------ LISTED RECORDS
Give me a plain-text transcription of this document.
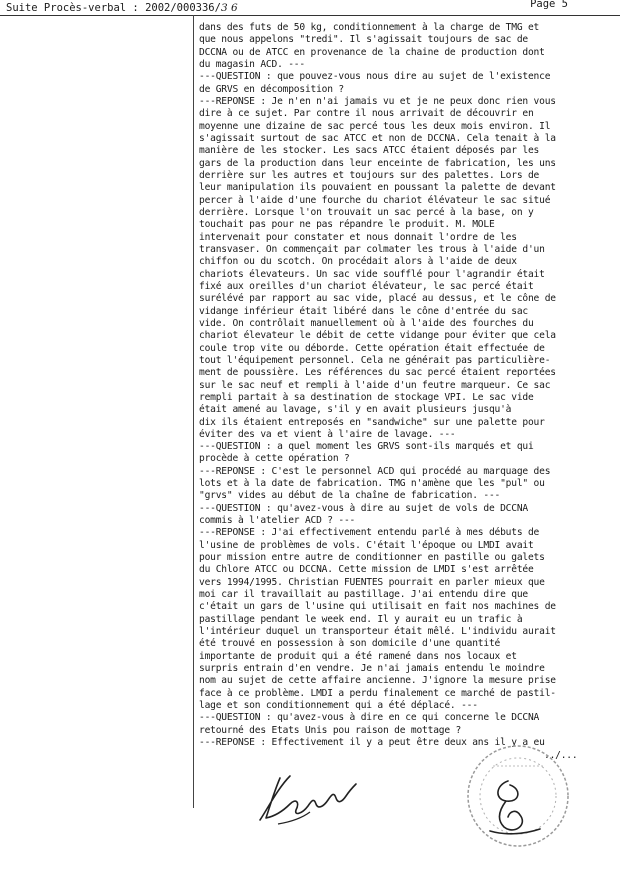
Suite Procès-verbal : 2002/000336/3 6	Page 5
dans des futs de 50 kg, conditionnement à la charge de TMG et
que nous appelons "tredi". Il s'agissait toujours de sac de
DCCNA ou de ATCC en provenance de la chaine de production dont
du magasin ACD. ---
---QUESTION : que pouvez-vous nous dire au sujet de l'existence
de GRVS en décomposition ?
---REPONSE : Je n'en n'ai jamais vu et je ne peux donc rien vous
dire à ce sujet. Par contre il nous arrivait de découvrir en
moyenne une dizaine de sac percé tous les deux mois environ. Il
s'agissait surtout de sac ATCC et non de DCCNA. Cela tenait à la
manière de les stocker. Les sacs ATCC étaient déposés par les
gars de la production dans leur enceinte de fabrication, les uns
derrière sur les autres et toujours sur des palettes. Lors de
leur manipulation ils pouvaient en poussant la palette de devant
percer à l'aide d'une fourche du chariot élévateur le sac situé
derrière. Lorsque l'on trouvait un sac percé à la base, on y
touchait pas pour ne pas répandre le produit. M. MOLE
intervenait pour constater et nous donnait l'ordre de les
transvaser. On commençait par colmater les trous à l'aide d'un
chiffon ou du scotch. On procédait alors à l'aide de deux
chariots élevateurs. Un sac vide soufflé pour l'agrandir était
fixé aux oreilles d'un chariot élévateur, le sac percé était
surélévé par rapport au sac vide, placé au dessus, et le cône de
vidange inférieur était libéré dans le cône d'entrée du sac
vide. On contrôlait manuellement où à l'aide des fourches du
chariot élevateur le débit de cette vidange pour éviter que cela
coule trop vite ou déborde. Cette opération était effectuée de
tout l'équipement personnel. Cela ne générait pas particulière-
ment de poussière. Les références du sac percé étaient reportées
sur le sac neuf et rempli à l'aide d'un feutre marqueur. Ce sac
rempli partait à sa destination de stockage VPI. Le sac vide
était amené au lavage, s'il y en avait plusieurs jusqu'à
dix ils étaient entreposés en "sandwiche" sur une palette pour
éviter des va et vient à l'aire de lavage. ---
---QUESTION : a quel moment les GRVS sont-ils marqués et qui
procède à cette opération ?
---REPONSE : C'est le personnel ACD qui procédé au marquage des
lots et à la date de fabrication. TMG n'amène que les "pul" ou
"grvs" vides au début de la chaîne de fabrication. ---
---QUESTION : qu'avez-vous à dire au sujet de vols de DCCNA
commis à l'atelier ACD ? ---
---REPONSE : J'ai effectivement entendu parlé à mes débuts de
l'usine de problèmes de vols. C'était l'époque ou LMDI avait
pour mission entre autre de conditionner en pastille ou galets
du Chlore ATCC ou DCCNA. Cette mission de LMDI s'est arrêtée
vers 1994/1995. Christian FUENTES pourrait en parler mieux que
moi car il travaillait au pastillage. J'ai entendu dire que
c'était un gars de l'usine qui utilisait en fait nos machines de
pastillage pendant le week end. Il y aurait eu un trafic à
l'intérieur duquel un transporteur était mêlé. L'individu aurait
été trouvé en possession à son domicile d'une quantité
importante de produit qui a été ramené dans nos locaux et
surpris entrain d'en vendre. Je n'ai jamais entendu le moindre
nom au sujet de cette affaire ancienne. J'ignore la mesure prise
face à ce problème. LMDI a perdu finalement ce marché de pastil-
lage et son conditionnement qui a été déplacé. ---
---QUESTION : qu'avez-vous à dire en ce qui concerne le DCCNA
retourné des Etats Unis pou raison de mottage ?
---REPONSE : Effectivement il y a peut être deux ans il y a eu
../...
------------
Copy out every line of the material above exactly, skipping the pictures.

Give me a plain-text transcription of this document.
Suite Procès-verbal : 2002/000336/3 6	Page 5
dans des futs de 50 kg, conditionnement à la charge de TMG et
que nous appelons "tredi". Il s'agissait toujours de sac de
DCCNA ou de ATCC en provenance de la chaine de production dont
du magasin ACD. ---
---QUESTION : que pouvez-vous nous dire au sujet de l'existence
de GRVS en décomposition ?
---REPONSE : Je n'en n'ai jamais vu et je ne peux donc rien vous
dire à ce sujet. Par contre il nous arrivait de découvrir en
moyenne une dizaine de sac percé tous les deux mois environ. Il
s'agissait surtout de sac ATCC et non de DCCNA. Cela tenait à la
manière de les stocker. Les sacs ATCC étaient déposés par les
gars de la production dans leur enceinte de fabrication, les uns
derrière sur les autres et toujours sur des palettes. Lors de
leur manipulation ils pouvaient en poussant la palette de devant
percer à l'aide d'une fourche du chariot élévateur le sac situé
derrière. Lorsque l'on trouvait un sac percé à la base, on y
touchait pas pour ne pas répandre le produit. M. MOLE
intervenait pour constater et nous donnait l'ordre de les
transvaser. On commençait par colmater les trous à l'aide d'un
chiffon ou du scotch. On procédait alors à l'aide de deux
chariots élevateurs. Un sac vide soufflé pour l'agrandir était
fixé aux oreilles d'un chariot élévateur, le sac percé était
surélévé par rapport au sac vide, placé au dessus, et le cône de
vidange inférieur était libéré dans le cône d'entrée du sac
vide. On contrôlait manuellement où à l'aide des fourches du
chariot élevateur le débit de cette vidange pour éviter que cela
coule trop vite ou déborde. Cette opération était effectuée de
tout l'équipement personnel. Cela ne générait pas particulière-
ment de poussière. Les références du sac percé étaient reportées
sur le sac neuf et rempli à l'aide d'un feutre marqueur. Ce sac
rempli partait à sa destination de stockage VPI. Le sac vide
était amené au lavage, s'il y en avait plusieurs jusqu'à
dix ils étaient entreposés en "sandwiche" sur une palette pour
éviter des va et vient à l'aire de lavage. ---
---QUESTION : a quel moment les GRVS sont-ils marqués et qui
procède à cette opération ?
---REPONSE : C'est le personnel ACD qui procédé au marquage des
lots et à la date de fabrication. TMG n'amène que les "pul" ou
"grvs" vides au début de la chaîne de fabrication. ---
---QUESTION : qu'avez-vous à dire au sujet de vols de DCCNA
commis à l'atelier ACD ? ---
---REPONSE : J'ai effectivement entendu parlé à mes débuts de
l'usine de problèmes de vols. C'était l'époque ou LMDI avait
pour mission entre autre de conditionner en pastille ou galets
du Chlore ATCC ou DCCNA. Cette mission de LMDI s'est arrêtée
vers 1994/1995. Christian FUENTES pourrait en parler mieux que
moi car il travaillait au pastillage. J'ai entendu dire que
c'était un gars de l'usine qui utilisait en fait nos machines de
pastillage pendant le week end. Il y aurait eu un trafic à
l'intérieur duquel un transporteur était mêlé. L'individu aurait
été trouvé en possession à son domicile d'une quantité
importante de produit qui a été ramené dans nos locaux et
surpris entrain d'en vendre. Je n'ai jamais entendu le moindre
nom au sujet de cette affaire ancienne. J'ignore la mesure prise
face à ce problème. LMDI a perdu finalement ce marché de pastil-
lage et son conditionnement qui a été déplacé. ---
---QUESTION : qu'avez-vous à dire en ce qui concerne le DCCNA
retourné des Etats Unis pou raison de mottage ?
---REPONSE : Effectivement il y a peut être deux ans il y a eu
../...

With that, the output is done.